__TASK__.
Can you transcribe every line exactly and leave the pictures behind?

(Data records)
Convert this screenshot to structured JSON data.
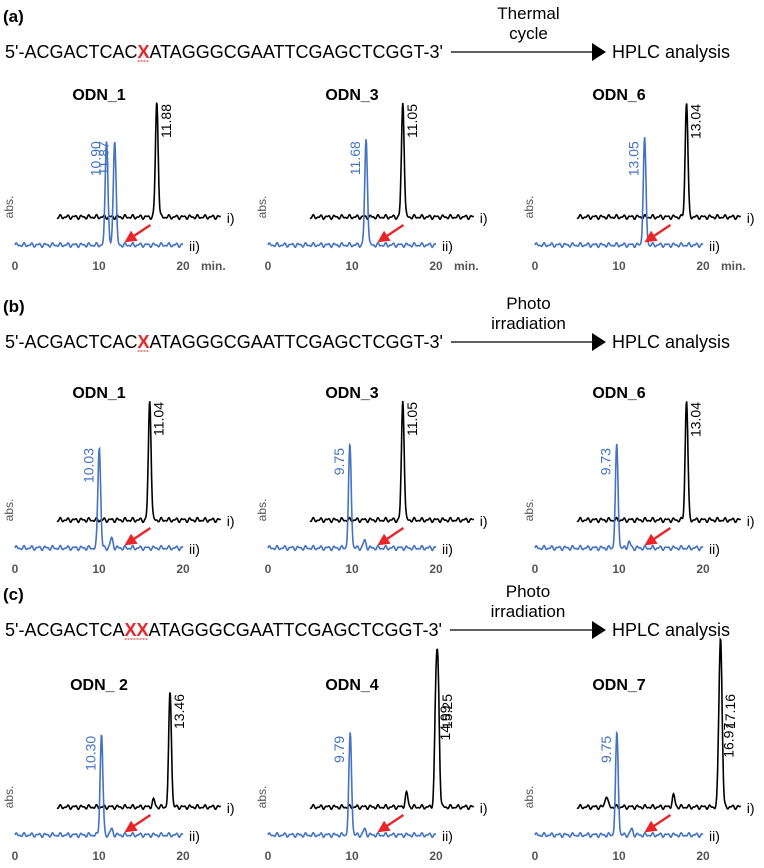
{
  "colors": {
    "blue": "#4472c4",
    "black": "#000000",
    "red": "#e8262a",
    "gray": "#7f7f7f"
  },
  "sections": [
    {
      "label": "(a)",
      "seq_prefix": "5'-ACGACTCAC",
      "seq_x": "X",
      "seq_suffix": "ATAGGGCGAATTCGAGCTCGGT-3'",
      "process": [
        "Thermal",
        "cycle"
      ],
      "result": "HPLC analysis",
      "show_min": true
    },
    {
      "label": "(b)",
      "seq_prefix": "5'-ACGACTCAC",
      "seq_x": "X",
      "seq_suffix": "ATAGGGCGAATTCGAGCTCGGT-3'",
      "process": [
        "Photo",
        "irradiation"
      ],
      "result": "HPLC analysis",
      "show_min": false
    },
    {
      "label": "(c)",
      "seq_prefix": "5'-ACGACTCA",
      "seq_x": "XX",
      "seq_suffix": "ATAGGGCGAATTCGAGCTCGGT-3'",
      "process": [
        "Photo",
        "irradiation"
      ],
      "result": "HPLC analysis",
      "show_min": false
    }
  ],
  "ticks": [
    "0",
    "10",
    "20"
  ],
  "min_label": "min.",
  "ylabel": "abs.",
  "trace_labels": [
    "i)",
    "ii)"
  ],
  "chart_data": [
    {
      "type": "line",
      "section": "(a)",
      "title": "ODN_1",
      "xlim": [
        0,
        20
      ],
      "series": [
        {
          "name": "i)",
          "color": "black",
          "offset_x": 5,
          "peaks": [
            {
              "x": 11.88,
              "h": 1.0,
              "label": "11.88"
            }
          ]
        },
        {
          "name": "ii)",
          "color": "blue",
          "offset_x": 0,
          "peaks": [
            {
              "x": 10.9,
              "h": 0.92,
              "label": "10.90"
            },
            {
              "x": 11.87,
              "h": 0.92,
              "label": "11.87"
            }
          ]
        }
      ]
    },
    {
      "type": "line",
      "section": "(a)",
      "title": "ODN_3",
      "xlim": [
        0,
        20
      ],
      "series": [
        {
          "name": "i)",
          "color": "black",
          "offset_x": 5,
          "peaks": [
            {
              "x": 11.05,
              "h": 1.0,
              "label": "11.05"
            }
          ]
        },
        {
          "name": "ii)",
          "color": "blue",
          "offset_x": 0,
          "peaks": [
            {
              "x": 11.68,
              "h": 0.92,
              "label": "11.68"
            }
          ]
        }
      ]
    },
    {
      "type": "line",
      "section": "(a)",
      "title": "ODN_6",
      "xlim": [
        0,
        20
      ],
      "series": [
        {
          "name": "i)",
          "color": "black",
          "offset_x": 5,
          "peaks": [
            {
              "x": 13.04,
              "h": 1.0,
              "label": "13.04"
            }
          ]
        },
        {
          "name": "ii)",
          "color": "blue",
          "offset_x": 0,
          "peaks": [
            {
              "x": 13.05,
              "h": 0.92,
              "label": "13.05"
            }
          ]
        }
      ]
    },
    {
      "type": "line",
      "section": "(b)",
      "title": "ODN_1",
      "xlim": [
        0,
        20
      ],
      "series": [
        {
          "name": "i)",
          "color": "black",
          "offset_x": 5,
          "peaks": [
            {
              "x": 11.04,
              "h": 1.0,
              "label": "11.04"
            }
          ]
        },
        {
          "name": "ii)",
          "color": "blue",
          "offset_x": 0,
          "peaks": [
            {
              "x": 10.03,
              "h": 0.85,
              "label": "10.03"
            },
            {
              "x": 11.5,
              "h": 0.08,
              "label": ""
            }
          ]
        }
      ]
    },
    {
      "type": "line",
      "section": "(b)",
      "title": "ODN_3",
      "xlim": [
        0,
        20
      ],
      "series": [
        {
          "name": "i)",
          "color": "black",
          "offset_x": 5,
          "peaks": [
            {
              "x": 11.05,
              "h": 1.0,
              "label": "11.05"
            }
          ]
        },
        {
          "name": "ii)",
          "color": "blue",
          "offset_x": 0,
          "peaks": [
            {
              "x": 9.75,
              "h": 0.85,
              "label": "9.75"
            },
            {
              "x": 11.5,
              "h": 0.06,
              "label": ""
            }
          ]
        }
      ]
    },
    {
      "type": "line",
      "section": "(b)",
      "title": "ODN_6",
      "xlim": [
        0,
        20
      ],
      "series": [
        {
          "name": "i)",
          "color": "black",
          "offset_x": 5,
          "peaks": [
            {
              "x": 13.04,
              "h": 1.0,
              "label": "13.04"
            }
          ]
        },
        {
          "name": "ii)",
          "color": "blue",
          "offset_x": 0,
          "peaks": [
            {
              "x": 9.73,
              "h": 0.85,
              "label": "9.73"
            },
            {
              "x": 11.2,
              "h": 0.05,
              "label": ""
            }
          ]
        }
      ]
    },
    {
      "type": "line",
      "section": "(c)",
      "title": "ODN_ 2",
      "xlim": [
        0,
        20
      ],
      "series": [
        {
          "name": "i)",
          "color": "black",
          "offset_x": 5,
          "peaks": [
            {
              "x": 13.46,
              "h": 1.0,
              "label": "13.46"
            },
            {
              "x": 11.5,
              "h": 0.06,
              "label": ""
            }
          ]
        },
        {
          "name": "ii)",
          "color": "blue",
          "offset_x": 0,
          "peaks": [
            {
              "x": 10.3,
              "h": 0.88,
              "label": "10.30"
            },
            {
              "x": 11.5,
              "h": 0.05,
              "label": ""
            }
          ]
        }
      ]
    },
    {
      "type": "line",
      "section": "(c)",
      "title": "ODN_4",
      "xlim": [
        0,
        20
      ],
      "series": [
        {
          "name": "i)",
          "color": "black",
          "offset_x": 5,
          "peaks": [
            {
              "x": 14.99,
              "h": 0.9,
              "label": "14.99"
            },
            {
              "x": 15.25,
              "h": 1.0,
              "label": "15.25"
            },
            {
              "x": 11.5,
              "h": 0.12,
              "label": ""
            }
          ]
        },
        {
          "name": "ii)",
          "color": "blue",
          "offset_x": 0,
          "peaks": [
            {
              "x": 9.79,
              "h": 0.88,
              "label": "9.79"
            },
            {
              "x": 11.5,
              "h": 0.05,
              "label": ""
            }
          ]
        }
      ]
    },
    {
      "type": "line",
      "section": "(c)",
      "title": "ODN_7",
      "xlim": [
        0,
        20
      ],
      "series": [
        {
          "name": "i)",
          "color": "black",
          "offset_x": 5,
          "peaks": [
            {
              "x": 16.97,
              "h": 0.75,
              "label": "16.97"
            },
            {
              "x": 17.16,
              "h": 1.0,
              "label": "17.16"
            },
            {
              "x": 11.5,
              "h": 0.1,
              "label": ""
            },
            {
              "x": 3.5,
              "h": 0.1,
              "label": ""
            }
          ]
        },
        {
          "name": "ii)",
          "color": "blue",
          "offset_x": 0,
          "peaks": [
            {
              "x": 9.75,
              "h": 0.88,
              "label": "9.75"
            },
            {
              "x": 11.5,
              "h": 0.05,
              "label": ""
            }
          ]
        }
      ]
    }
  ]
}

__RESULT OF THE EXERCISE__.
Convert this screenshot to structured JSON data.
{
  "colors": {
    "blue": "#4472c4",
    "black": "#000000",
    "red": "#e8262a",
    "gray": "#7f7f7f"
  },
  "sections": [
    {
      "label": "(a)",
      "seq_prefix": "5'-ACGACTCAC",
      "seq_x": "X",
      "seq_suffix": "ATAGGGCGAATTCGAGCTCGGT-3'",
      "process": [
        "Thermal",
        "cycle"
      ],
      "result": "HPLC analysis",
      "show_min": true
    },
    {
      "label": "(b)",
      "seq_prefix": "5'-ACGACTCAC",
      "seq_x": "X",
      "seq_suffix": "ATAGGGCGAATTCGAGCTCGGT-3'",
      "process": [
        "Photo",
        "irradiation"
      ],
      "result": "HPLC analysis",
      "show_min": false
    },
    {
      "label": "(c)",
      "seq_prefix": "5'-ACGACTCA",
      "seq_x": "XX",
      "seq_suffix": "ATAGGGCGAATTCGAGCTCGGT-3'",
      "process": [
        "Photo",
        "irradiation"
      ],
      "result": "HPLC analysis",
      "show_min": false
    }
  ],
  "ticks": [
    "0",
    "10",
    "20"
  ],
  "min_label": "min.",
  "ylabel": "abs.",
  "trace_labels": [
    "i)",
    "ii)"
  ],
  "chart_data": [
    {
      "type": "line",
      "section": "(a)",
      "title": "ODN_1",
      "xlim": [
        0,
        20
      ],
      "series": [
        {
          "name": "i)",
          "color": "black",
          "offset_x": 5,
          "peaks": [
            {
              "x": 11.88,
              "h": 1.0,
              "label": "11.88"
            }
          ]
        },
        {
          "name": "ii)",
          "color": "blue",
          "offset_x": 0,
          "peaks": [
            {
              "x": 10.9,
              "h": 0.92,
              "label": "10.90"
            },
            {
              "x": 11.87,
              "h": 0.92,
              "label": "11.87"
            }
          ]
        }
      ]
    },
    {
      "type": "line",
      "section": "(a)",
      "title": "ODN_3",
      "xlim": [
        0,
        20
      ],
      "series": [
        {
          "name": "i)",
          "color": "black",
          "offset_x": 5,
          "peaks": [
            {
              "x": 11.05,
              "h": 1.0,
              "label": "11.05"
            }
          ]
        },
        {
          "name": "ii)",
          "color": "blue",
          "offset_x": 0,
          "peaks": [
            {
              "x": 11.68,
              "h": 0.92,
              "label": "11.68"
            }
          ]
        }
      ]
    },
    {
      "type": "line",
      "section": "(a)",
      "title": "ODN_6",
      "xlim": [
        0,
        20
      ],
      "series": [
        {
          "name": "i)",
          "color": "black",
          "offset_x": 5,
          "peaks": [
            {
              "x": 13.04,
              "h": 1.0,
              "label": "13.04"
            }
          ]
        },
        {
          "name": "ii)",
          "color": "blue",
          "offset_x": 0,
          "peaks": [
            {
              "x": 13.05,
              "h": 0.92,
              "label": "13.05"
            }
          ]
        }
      ]
    },
    {
      "type": "line",
      "section": "(b)",
      "title": "ODN_1",
      "xlim": [
        0,
        20
      ],
      "series": [
        {
          "name": "i)",
          "color": "black",
          "offset_x": 5,
          "peaks": [
            {
              "x": 11.04,
              "h": 1.0,
              "label": "11.04"
            }
          ]
        },
        {
          "name": "ii)",
          "color": "blue",
          "offset_x": 0,
          "peaks": [
            {
              "x": 10.03,
              "h": 0.85,
              "label": "10.03"
            },
            {
              "x": 11.5,
              "h": 0.08,
              "label": ""
            }
          ]
        }
      ]
    },
    {
      "type": "line",
      "section": "(b)",
      "title": "ODN_3",
      "xlim": [
        0,
        20
      ],
      "series": [
        {
          "name": "i)",
          "color": "black",
          "offset_x": 5,
          "peaks": [
            {
              "x": 11.05,
              "h": 1.0,
              "label": "11.05"
            }
          ]
        },
        {
          "name": "ii)",
          "color": "blue",
          "offset_x": 0,
          "peaks": [
            {
              "x": 9.75,
              "h": 0.85,
              "label": "9.75"
            },
            {
              "x": 11.5,
              "h": 0.06,
              "label": ""
            }
          ]
        }
      ]
    },
    {
      "type": "line",
      "section": "(b)",
      "title": "ODN_6",
      "xlim": [
        0,
        20
      ],
      "series": [
        {
          "name": "i)",
          "color": "black",
          "offset_x": 5,
          "peaks": [
            {
              "x": 13.04,
              "h": 1.0,
              "label": "13.04"
            }
          ]
        },
        {
          "name": "ii)",
          "color": "blue",
          "offset_x": 0,
          "peaks": [
            {
              "x": 9.73,
              "h": 0.85,
              "label": "9.73"
            },
            {
              "x": 11.2,
              "h": 0.05,
              "label": ""
            }
          ]
        }
      ]
    },
    {
      "type": "line",
      "section": "(c)",
      "title": "ODN_ 2",
      "xlim": [
        0,
        20
      ],
      "series": [
        {
          "name": "i)",
          "color": "black",
          "offset_x": 5,
          "peaks": [
            {
              "x": 13.46,
              "h": 1.0,
              "label": "13.46"
            },
            {
              "x": 11.5,
              "h": 0.06,
              "label": ""
            }
          ]
        },
        {
          "name": "ii)",
          "color": "blue",
          "offset_x": 0,
          "peaks": [
            {
              "x": 10.3,
              "h": 0.88,
              "label": "10.30"
            },
            {
              "x": 11.5,
              "h": 0.05,
              "label": ""
            }
          ]
        }
      ]
    },
    {
      "type": "line",
      "section": "(c)",
      "title": "ODN_4",
      "xlim": [
        0,
        20
      ],
      "series": [
        {
          "name": "i)",
          "color": "black",
          "offset_x": 5,
          "peaks": [
            {
              "x": 14.99,
              "h": 0.9,
              "label": "14.99"
            },
            {
              "x": 15.25,
              "h": 1.0,
              "label": "15.25"
            },
            {
              "x": 11.5,
              "h": 0.12,
              "label": ""
            }
          ]
        },
        {
          "name": "ii)",
          "color": "blue",
          "offset_x": 0,
          "peaks": [
            {
              "x": 9.79,
              "h": 0.88,
              "label": "9.79"
            },
            {
              "x": 11.5,
              "h": 0.05,
              "label": ""
            }
          ]
        }
      ]
    },
    {
      "type": "line",
      "section": "(c)",
      "title": "ODN_7",
      "xlim": [
        0,
        20
      ],
      "series": [
        {
          "name": "i)",
          "color": "black",
          "offset_x": 5,
          "peaks": [
            {
              "x": 16.97,
              "h": 0.75,
              "label": "16.97"
            },
            {
              "x": 17.16,
              "h": 1.0,
              "label": "17.16"
            },
            {
              "x": 11.5,
              "h": 0.1,
              "label": ""
            },
            {
              "x": 3.5,
              "h": 0.1,
              "label": ""
            }
          ]
        },
        {
          "name": "ii)",
          "color": "blue",
          "offset_x": 0,
          "peaks": [
            {
              "x": 9.75,
              "h": 0.88,
              "label": "9.75"
            },
            {
              "x": 11.5,
              "h": 0.05,
              "label": ""
            }
          ]
        }
      ]
    }
  ]
}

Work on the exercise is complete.